### The request
Filter the entries and keep only the lines where the string "Канц" appears.

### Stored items
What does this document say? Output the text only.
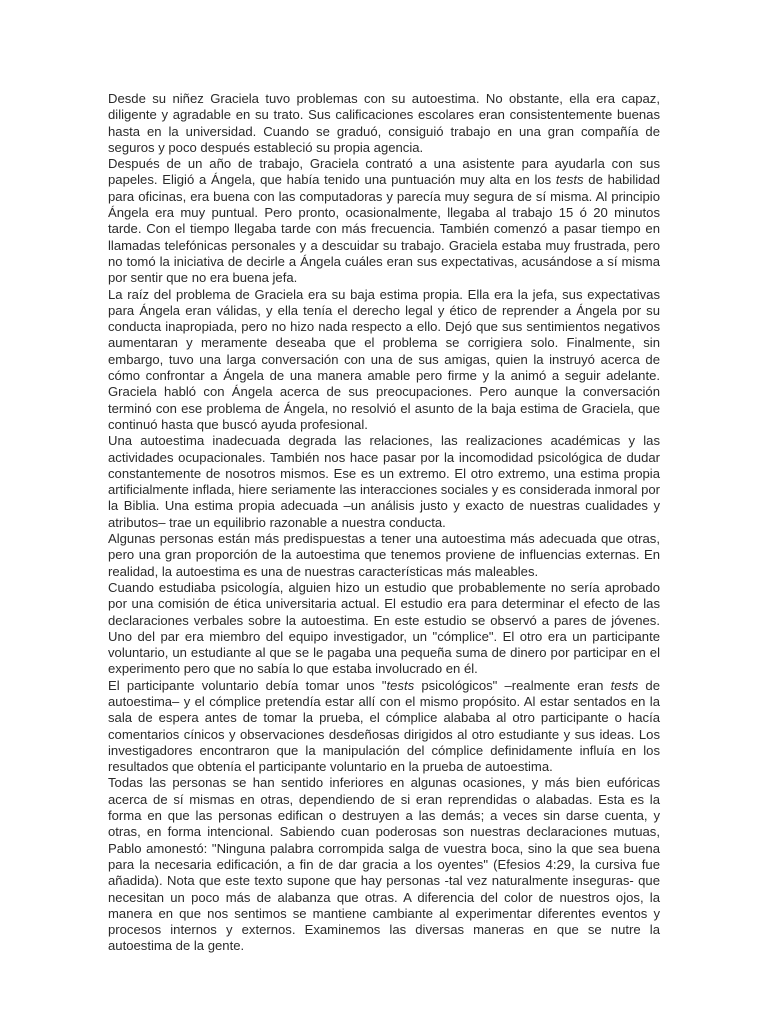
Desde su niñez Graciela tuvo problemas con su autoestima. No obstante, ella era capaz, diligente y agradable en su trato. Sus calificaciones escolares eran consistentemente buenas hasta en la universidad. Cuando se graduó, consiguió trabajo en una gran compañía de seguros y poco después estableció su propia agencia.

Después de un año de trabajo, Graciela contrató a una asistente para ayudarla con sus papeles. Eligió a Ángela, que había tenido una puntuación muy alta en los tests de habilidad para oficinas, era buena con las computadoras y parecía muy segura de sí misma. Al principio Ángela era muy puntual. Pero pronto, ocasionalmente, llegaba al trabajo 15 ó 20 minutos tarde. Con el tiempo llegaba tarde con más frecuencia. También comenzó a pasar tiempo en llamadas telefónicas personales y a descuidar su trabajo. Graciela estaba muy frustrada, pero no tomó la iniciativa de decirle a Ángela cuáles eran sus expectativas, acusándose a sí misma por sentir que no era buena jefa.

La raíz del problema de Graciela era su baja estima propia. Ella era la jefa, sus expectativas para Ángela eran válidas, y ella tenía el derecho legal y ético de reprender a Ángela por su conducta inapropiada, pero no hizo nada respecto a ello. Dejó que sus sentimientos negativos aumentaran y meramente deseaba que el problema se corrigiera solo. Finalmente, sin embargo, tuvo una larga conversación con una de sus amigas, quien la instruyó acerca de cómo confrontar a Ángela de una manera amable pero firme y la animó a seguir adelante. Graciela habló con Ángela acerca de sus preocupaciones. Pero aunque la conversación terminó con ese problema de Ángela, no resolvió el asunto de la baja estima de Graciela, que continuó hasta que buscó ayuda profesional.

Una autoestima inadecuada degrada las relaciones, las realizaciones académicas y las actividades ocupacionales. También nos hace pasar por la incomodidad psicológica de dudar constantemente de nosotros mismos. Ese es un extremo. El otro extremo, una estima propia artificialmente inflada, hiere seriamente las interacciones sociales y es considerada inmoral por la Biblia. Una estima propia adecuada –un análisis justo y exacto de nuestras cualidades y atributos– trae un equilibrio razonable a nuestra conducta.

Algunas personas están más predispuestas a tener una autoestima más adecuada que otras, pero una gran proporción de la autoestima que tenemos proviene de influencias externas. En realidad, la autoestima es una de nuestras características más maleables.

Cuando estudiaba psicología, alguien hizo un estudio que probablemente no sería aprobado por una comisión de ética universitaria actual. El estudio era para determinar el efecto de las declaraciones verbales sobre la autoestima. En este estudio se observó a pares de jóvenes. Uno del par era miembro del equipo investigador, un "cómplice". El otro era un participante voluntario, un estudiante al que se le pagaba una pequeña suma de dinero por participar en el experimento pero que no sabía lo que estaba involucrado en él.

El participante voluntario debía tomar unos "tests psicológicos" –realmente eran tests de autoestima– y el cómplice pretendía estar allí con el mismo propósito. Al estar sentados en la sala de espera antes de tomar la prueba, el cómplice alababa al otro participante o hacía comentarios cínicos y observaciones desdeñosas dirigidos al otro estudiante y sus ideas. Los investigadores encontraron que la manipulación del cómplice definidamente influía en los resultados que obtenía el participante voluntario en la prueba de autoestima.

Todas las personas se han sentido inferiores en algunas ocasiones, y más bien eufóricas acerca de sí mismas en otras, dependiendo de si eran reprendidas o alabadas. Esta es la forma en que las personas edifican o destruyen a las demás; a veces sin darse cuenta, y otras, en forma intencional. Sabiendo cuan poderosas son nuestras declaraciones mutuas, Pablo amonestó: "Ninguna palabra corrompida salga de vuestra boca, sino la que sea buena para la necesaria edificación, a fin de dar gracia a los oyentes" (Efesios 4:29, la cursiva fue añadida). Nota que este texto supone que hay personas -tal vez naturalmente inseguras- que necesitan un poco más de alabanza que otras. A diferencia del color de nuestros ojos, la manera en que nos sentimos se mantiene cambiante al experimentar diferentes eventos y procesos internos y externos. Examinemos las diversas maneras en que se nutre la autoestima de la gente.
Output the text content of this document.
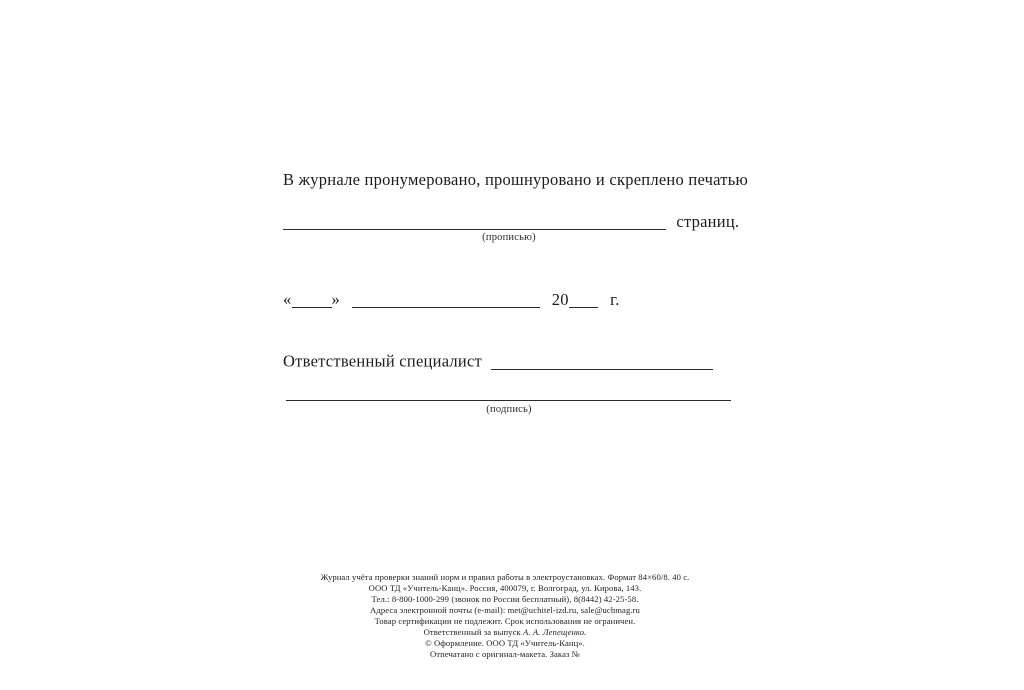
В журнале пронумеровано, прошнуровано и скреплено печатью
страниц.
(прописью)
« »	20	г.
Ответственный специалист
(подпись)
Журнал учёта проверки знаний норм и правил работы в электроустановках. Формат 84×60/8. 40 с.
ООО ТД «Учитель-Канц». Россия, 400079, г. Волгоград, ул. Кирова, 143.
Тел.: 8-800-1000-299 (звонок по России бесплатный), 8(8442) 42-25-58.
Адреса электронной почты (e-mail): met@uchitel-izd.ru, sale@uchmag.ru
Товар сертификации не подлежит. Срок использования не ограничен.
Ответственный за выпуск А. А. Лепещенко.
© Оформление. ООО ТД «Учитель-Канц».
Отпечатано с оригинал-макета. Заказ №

### Problem solution
ООО ТД «Учитель-Канц». Россия, 400079, г. Волгоград, ул. Кирова, 143.
© Оформление. ООО ТД «Учитель-Канц».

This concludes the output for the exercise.